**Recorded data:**
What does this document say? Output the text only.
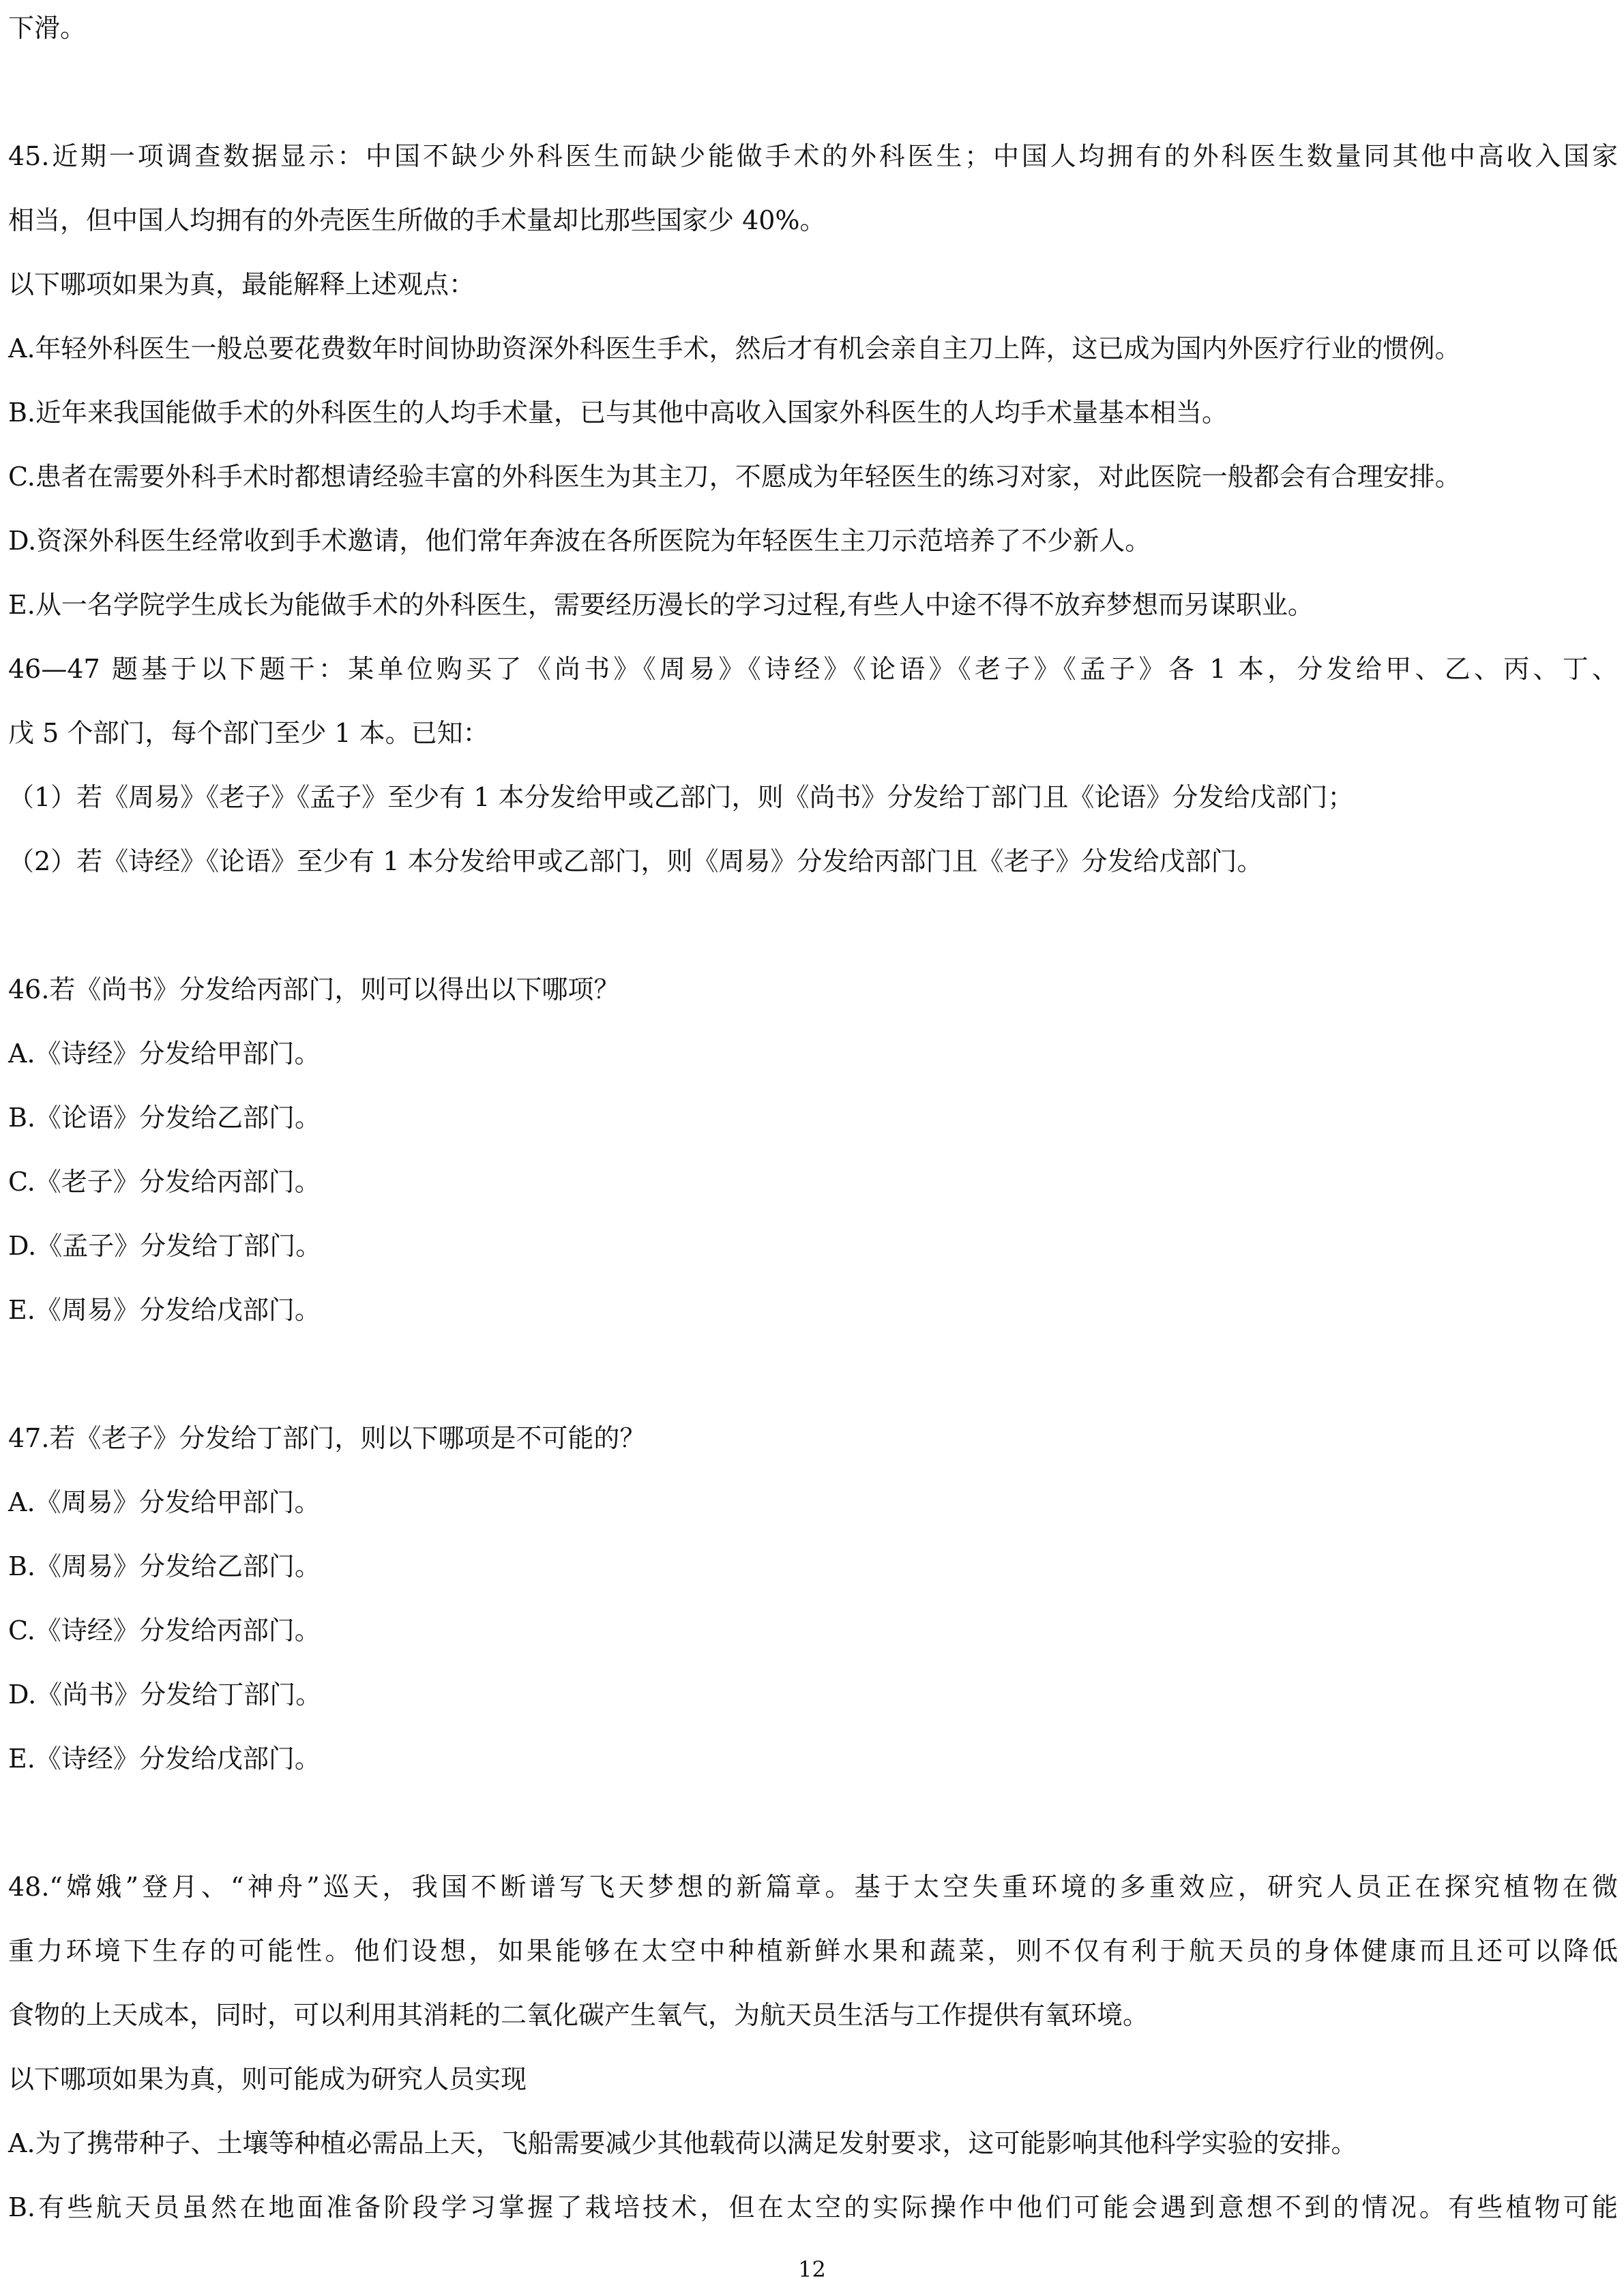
下滑。
45.近期一项调查数据显示：中国不缺少外科医生而缺少能做手术的外科医生；中国人均拥有的外科医生数量同其他中高收入国家
相当，但中国人均拥有的外壳医生所做的手术量却比那些国家少 40%。
以下哪项如果为真，最能解释上述观点：
A.年轻外科医生一般总要花费数年时间协助资深外科医生手术，然后才有机会亲自主刀上阵，这已成为国内外医疗行业的惯例。
B.近年来我国能做手术的外科医生的人均手术量，已与其他中高收入国家外科医生的人均手术量基本相当。
C.患者在需要外科手术时都想请经验丰富的外科医生为其主刀，不愿成为年轻医生的练习对家，对此医院一般都会有合理安排。
D.资深外科医生经常收到手术邀请，他们常年奔波在各所医院为年轻医生主刀示范培养了不少新人。
E.从一名学院学生成长为能做手术的外科医生，需要经历漫长的学习过程,有些人中途不得不放弃梦想而另谋职业。
46—47 题基于以下题干：某单位购买了《尚书》《周易》《诗经》《论语》《老子》《孟子》各 1 本，分发给甲、乙、丙、丁、
戊 5 个部门，每个部门至少 1 本。已知：
（1）若《周易》《老子》《孟子》至少有 1 本分发给甲或乙部门，则《尚书》分发给丁部门且《论语》分发给戊部门；
（2）若《诗经》《论语》至少有 1 本分发给甲或乙部门，则《周易》分发给丙部门且《老子》分发给戊部门。
46.若《尚书》分发给丙部门，则可以得出以下哪项？
A.《诗经》分发给甲部门。
B.《论语》分发给乙部门。
C.《老子》分发给丙部门。
D.《孟子》分发给丁部门。
E.《周易》分发给戊部门。
47.若《老子》分发给丁部门，则以下哪项是不可能的？
A.《周易》分发给甲部门。
B.《周易》分发给乙部门。
C.《诗经》分发给丙部门。
D.《尚书》分发给丁部门。
E.《诗经》分发给戊部门。
48.“嫦娥”登月、“神舟”巡天，我国不断谱写飞天梦想的新篇章。基于太空失重环境的多重效应，研究人员正在探究植物在微
重力环境下生存的可能性。他们设想，如果能够在太空中种植新鲜水果和蔬菜，则不仅有利于航天员的身体健康而且还可以降低
食物的上天成本，同时，可以利用其消耗的二氧化碳产生氧气，为航天员生活与工作提供有氧环境。
以下哪项如果为真，则可能成为研究人员实现
A.为了携带种子、土壤等种植必需品上天，飞船需要减少其他载荷以满足发射要求，这可能影响其他科学实验的安排。
B.有些航天员虽然在地面准备阶段学习掌握了栽培技术，但在太空的实际操作中他们可能会遇到意想不到的情况。有些植物可能
12
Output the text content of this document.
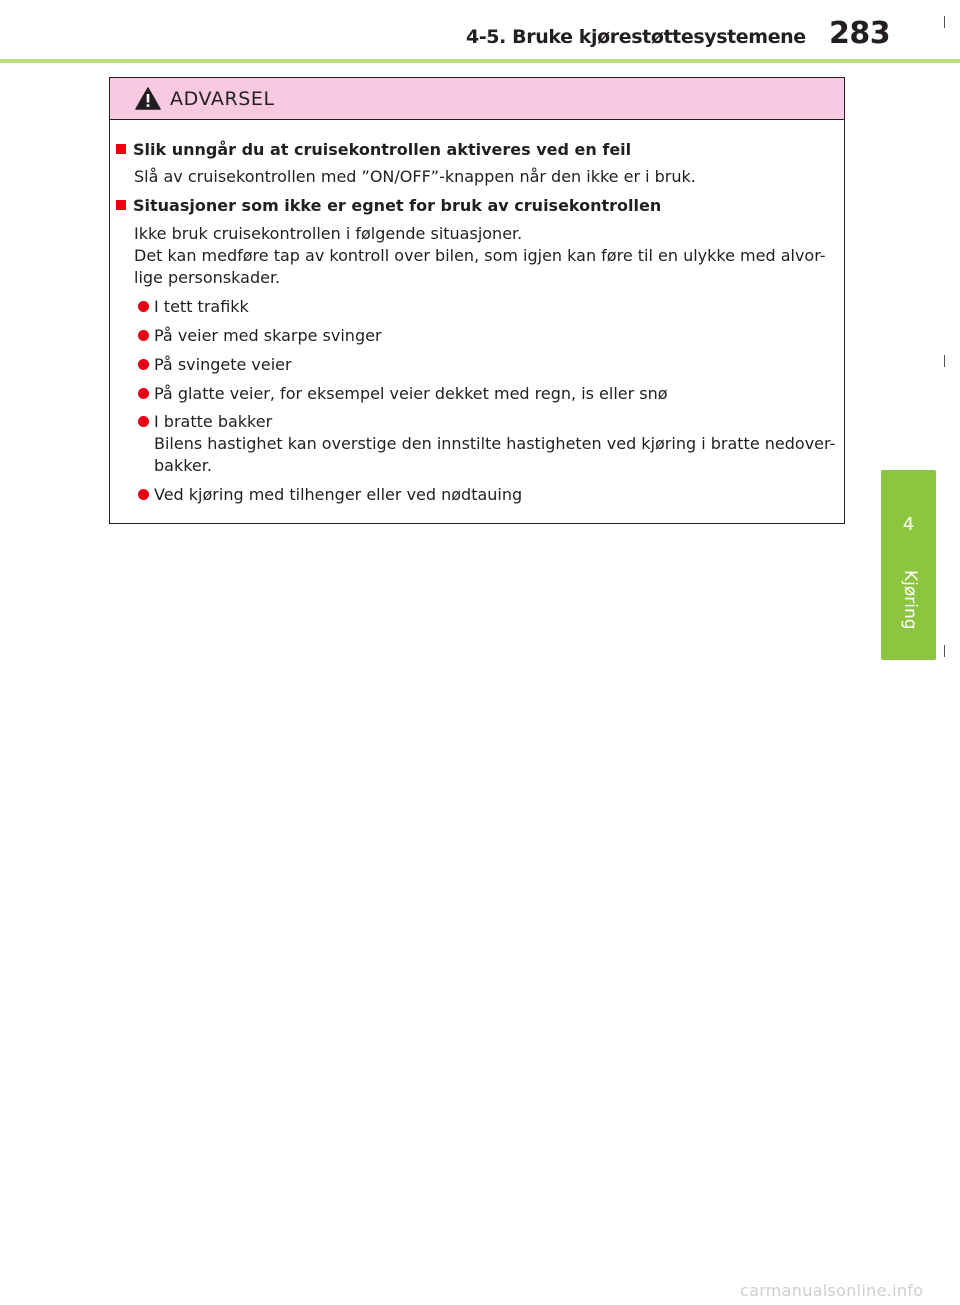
4-5. Bruke kjørestøttesystemene 283
4
Kjøring
ADVARSEL
Slik unngår du at cruisekontrollen aktiveres ved en feil
Slå av cruisekontrollen med ”ON/OFF”-knappen når den ikke er i bruk.
Situasjoner som ikke er egnet for bruk av cruisekontrollen
Ikke bruk cruisekontrollen i følgende situasjoner.
Det kan medføre tap av kontroll over bilen, som igjen kan føre til en ulykke med alvor-
lige personskader.
I tett trafikk
På veier med skarpe svinger
På svingete veier
På glatte veier, for eksempel veier dekket med regn, is eller snø
I bratte bakker
Bilens hastighet kan overstige den innstilte hastigheten ved kjøring i bratte nedover-
bakker.
Ved kjøring med tilhenger eller ved nødtauing
carmanualsonline.info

**Short task:**
Reproduce verbatim, and only, the lines starting at the one that contains "Output the text content of this document." and ending with the final line of the records; leave out the pictures.

**Result below:**
Output the text content of this document.
4-5. Bruke kjørestøttesystemene 283
4
Kjøring
ADVARSEL
Slik unngår du at cruisekontrollen aktiveres ved en feil
Slå av cruisekontrollen med ”ON/OFF”-knappen når den ikke er i bruk.
Situasjoner som ikke er egnet for bruk av cruisekontrollen
Ikke bruk cruisekontrollen i følgende situasjoner.
Det kan medføre tap av kontroll over bilen, som igjen kan føre til en ulykke med alvor-
lige personskader.
I tett trafikk
På veier med skarpe svinger
På svingete veier
På glatte veier, for eksempel veier dekket med regn, is eller snø
I bratte bakker
Bilens hastighet kan overstige den innstilte hastigheten ved kjøring i bratte nedover-
bakker.
Ved kjøring med tilhenger eller ved nødtauing
carmanualsonline.info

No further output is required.